> _Text block_
* BEGIN *
These questions reward students who have genuinely explored the data and understood the context.

Summary

The AQA large data set contains weather data from several UK (and possibly overseas) stations.
Variables include temperature, rainfall, sunshine, wind speed, cloud cover, pressure, visibility, and humidity.
Understanding units and what constitutes a realistic range for each variable is essential.
Anomalies may arise from genuine extreme weather, recording errors, or equipment failure.
Missing data is common in real-world data sets and must be handled thoughtfully.
Thorough exploration of the data — including summary statistics, visualisations, and comparisons — builds the familiarity needed for exam success.

Exam Tip: When a question asks you to comment on a data value from the large data set, always refer to what you know about the station and the variable. For example: "A daily mean temperature of 22°C at Camborne in January would be unusually high, as Camborne typically experiences mild but not warm winter temperatures due to its south-westerly maritime location."
* END *
> _Written exercise A_
In the weather data set text, why does the exam tip say that a daily mean temperature of 22°C at Camborne in January would be unusually high? Answer in one to three sentences.

> _Records for processing_
* BEGIN *
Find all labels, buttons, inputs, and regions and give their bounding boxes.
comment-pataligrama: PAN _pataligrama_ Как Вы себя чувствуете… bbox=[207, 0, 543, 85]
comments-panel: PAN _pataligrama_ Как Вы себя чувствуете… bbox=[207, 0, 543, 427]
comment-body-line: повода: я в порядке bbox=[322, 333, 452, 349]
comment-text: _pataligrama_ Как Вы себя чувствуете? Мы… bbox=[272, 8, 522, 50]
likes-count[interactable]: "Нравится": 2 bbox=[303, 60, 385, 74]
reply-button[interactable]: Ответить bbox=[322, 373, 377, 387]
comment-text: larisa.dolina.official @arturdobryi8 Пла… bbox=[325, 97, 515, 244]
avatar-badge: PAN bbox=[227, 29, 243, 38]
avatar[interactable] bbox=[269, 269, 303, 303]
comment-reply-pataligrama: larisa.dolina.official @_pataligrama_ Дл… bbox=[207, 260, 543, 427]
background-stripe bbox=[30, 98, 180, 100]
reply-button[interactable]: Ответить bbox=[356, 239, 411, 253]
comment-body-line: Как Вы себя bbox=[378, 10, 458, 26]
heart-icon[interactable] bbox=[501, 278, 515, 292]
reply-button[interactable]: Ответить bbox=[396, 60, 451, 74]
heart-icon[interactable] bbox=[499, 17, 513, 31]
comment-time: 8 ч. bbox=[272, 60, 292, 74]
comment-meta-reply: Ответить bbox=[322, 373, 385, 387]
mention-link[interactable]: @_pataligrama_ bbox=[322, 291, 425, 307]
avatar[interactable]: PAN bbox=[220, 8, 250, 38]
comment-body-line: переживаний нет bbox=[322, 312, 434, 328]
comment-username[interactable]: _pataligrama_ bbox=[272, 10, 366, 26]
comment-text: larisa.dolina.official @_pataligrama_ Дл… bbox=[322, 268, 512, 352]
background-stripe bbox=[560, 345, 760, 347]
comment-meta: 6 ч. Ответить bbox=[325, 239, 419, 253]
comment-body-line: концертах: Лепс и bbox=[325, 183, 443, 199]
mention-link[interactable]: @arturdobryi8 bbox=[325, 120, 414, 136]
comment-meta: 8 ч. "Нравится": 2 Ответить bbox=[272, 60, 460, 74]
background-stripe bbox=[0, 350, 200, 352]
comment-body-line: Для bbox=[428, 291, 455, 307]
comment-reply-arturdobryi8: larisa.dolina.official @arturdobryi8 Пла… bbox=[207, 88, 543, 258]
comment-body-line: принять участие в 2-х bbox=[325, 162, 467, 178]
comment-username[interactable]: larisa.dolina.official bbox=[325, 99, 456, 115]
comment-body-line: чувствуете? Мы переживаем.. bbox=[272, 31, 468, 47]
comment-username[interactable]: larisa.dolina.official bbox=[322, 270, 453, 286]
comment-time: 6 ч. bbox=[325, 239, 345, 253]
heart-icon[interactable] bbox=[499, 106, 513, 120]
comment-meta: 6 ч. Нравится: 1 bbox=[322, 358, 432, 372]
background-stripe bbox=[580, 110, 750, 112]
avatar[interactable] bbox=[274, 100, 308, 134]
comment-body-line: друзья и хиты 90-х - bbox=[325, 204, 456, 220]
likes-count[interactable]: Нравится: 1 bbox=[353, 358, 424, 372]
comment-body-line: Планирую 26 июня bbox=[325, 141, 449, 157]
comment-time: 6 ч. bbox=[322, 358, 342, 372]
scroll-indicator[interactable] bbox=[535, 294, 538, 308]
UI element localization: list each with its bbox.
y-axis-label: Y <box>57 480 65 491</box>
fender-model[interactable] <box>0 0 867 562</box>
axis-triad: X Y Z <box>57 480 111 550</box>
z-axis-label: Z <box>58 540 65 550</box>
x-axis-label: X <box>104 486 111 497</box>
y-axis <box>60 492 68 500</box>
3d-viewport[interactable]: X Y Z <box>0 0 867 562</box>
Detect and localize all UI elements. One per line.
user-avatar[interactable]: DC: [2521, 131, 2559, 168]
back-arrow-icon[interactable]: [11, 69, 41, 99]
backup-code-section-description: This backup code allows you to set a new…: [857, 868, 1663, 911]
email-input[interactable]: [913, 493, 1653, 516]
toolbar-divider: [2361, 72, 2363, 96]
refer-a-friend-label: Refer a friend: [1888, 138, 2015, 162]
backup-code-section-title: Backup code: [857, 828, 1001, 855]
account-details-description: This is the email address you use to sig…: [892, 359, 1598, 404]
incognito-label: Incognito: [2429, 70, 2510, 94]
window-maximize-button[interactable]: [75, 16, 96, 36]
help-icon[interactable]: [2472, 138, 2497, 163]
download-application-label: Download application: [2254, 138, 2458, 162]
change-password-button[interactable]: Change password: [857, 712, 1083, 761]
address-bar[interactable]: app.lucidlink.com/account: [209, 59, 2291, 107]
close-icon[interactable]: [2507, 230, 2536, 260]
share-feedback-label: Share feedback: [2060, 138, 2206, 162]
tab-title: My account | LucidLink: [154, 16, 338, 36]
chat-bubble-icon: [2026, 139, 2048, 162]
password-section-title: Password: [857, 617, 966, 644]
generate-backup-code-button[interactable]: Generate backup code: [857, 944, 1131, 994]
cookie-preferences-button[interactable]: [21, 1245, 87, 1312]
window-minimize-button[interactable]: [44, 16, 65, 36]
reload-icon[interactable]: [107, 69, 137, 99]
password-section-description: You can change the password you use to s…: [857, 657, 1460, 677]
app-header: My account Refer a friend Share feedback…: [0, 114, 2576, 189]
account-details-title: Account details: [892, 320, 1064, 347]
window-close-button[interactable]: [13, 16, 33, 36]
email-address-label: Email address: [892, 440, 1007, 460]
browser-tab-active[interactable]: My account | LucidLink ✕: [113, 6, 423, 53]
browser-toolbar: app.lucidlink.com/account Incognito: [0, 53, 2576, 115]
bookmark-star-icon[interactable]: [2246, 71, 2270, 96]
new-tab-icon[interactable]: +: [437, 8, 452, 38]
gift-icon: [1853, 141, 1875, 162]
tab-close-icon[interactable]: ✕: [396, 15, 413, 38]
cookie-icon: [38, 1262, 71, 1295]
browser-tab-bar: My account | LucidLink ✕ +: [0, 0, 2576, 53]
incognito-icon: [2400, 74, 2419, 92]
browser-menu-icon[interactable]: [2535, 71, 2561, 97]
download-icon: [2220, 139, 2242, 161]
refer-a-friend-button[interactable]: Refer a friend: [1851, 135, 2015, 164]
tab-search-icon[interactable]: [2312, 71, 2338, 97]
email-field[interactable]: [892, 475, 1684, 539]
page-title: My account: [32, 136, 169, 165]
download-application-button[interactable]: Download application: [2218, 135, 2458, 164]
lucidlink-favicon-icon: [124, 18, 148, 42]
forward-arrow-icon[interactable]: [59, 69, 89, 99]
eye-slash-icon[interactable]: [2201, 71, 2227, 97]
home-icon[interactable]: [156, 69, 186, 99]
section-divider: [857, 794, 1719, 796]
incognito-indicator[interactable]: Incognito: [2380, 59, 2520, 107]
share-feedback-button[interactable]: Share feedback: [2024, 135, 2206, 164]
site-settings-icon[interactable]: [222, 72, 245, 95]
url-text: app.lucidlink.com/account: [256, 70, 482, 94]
* END *
> _Written exercise B_
Return every line of the records that contains the string "likes". Case counts.

> _Correct output A_
Camborne's south-westerly maritime location gives it winter temperatures that are typically mild but not warm. A January daily mean of 22°C would therefore be well above what the station usually experiences.

> _Correct output B_
likes-count[interactable]: "Нравится": 2 bbox=[303, 60, 385, 74]
likes-count[interactable]: Нравится: 1 bbox=[353, 358, 424, 372]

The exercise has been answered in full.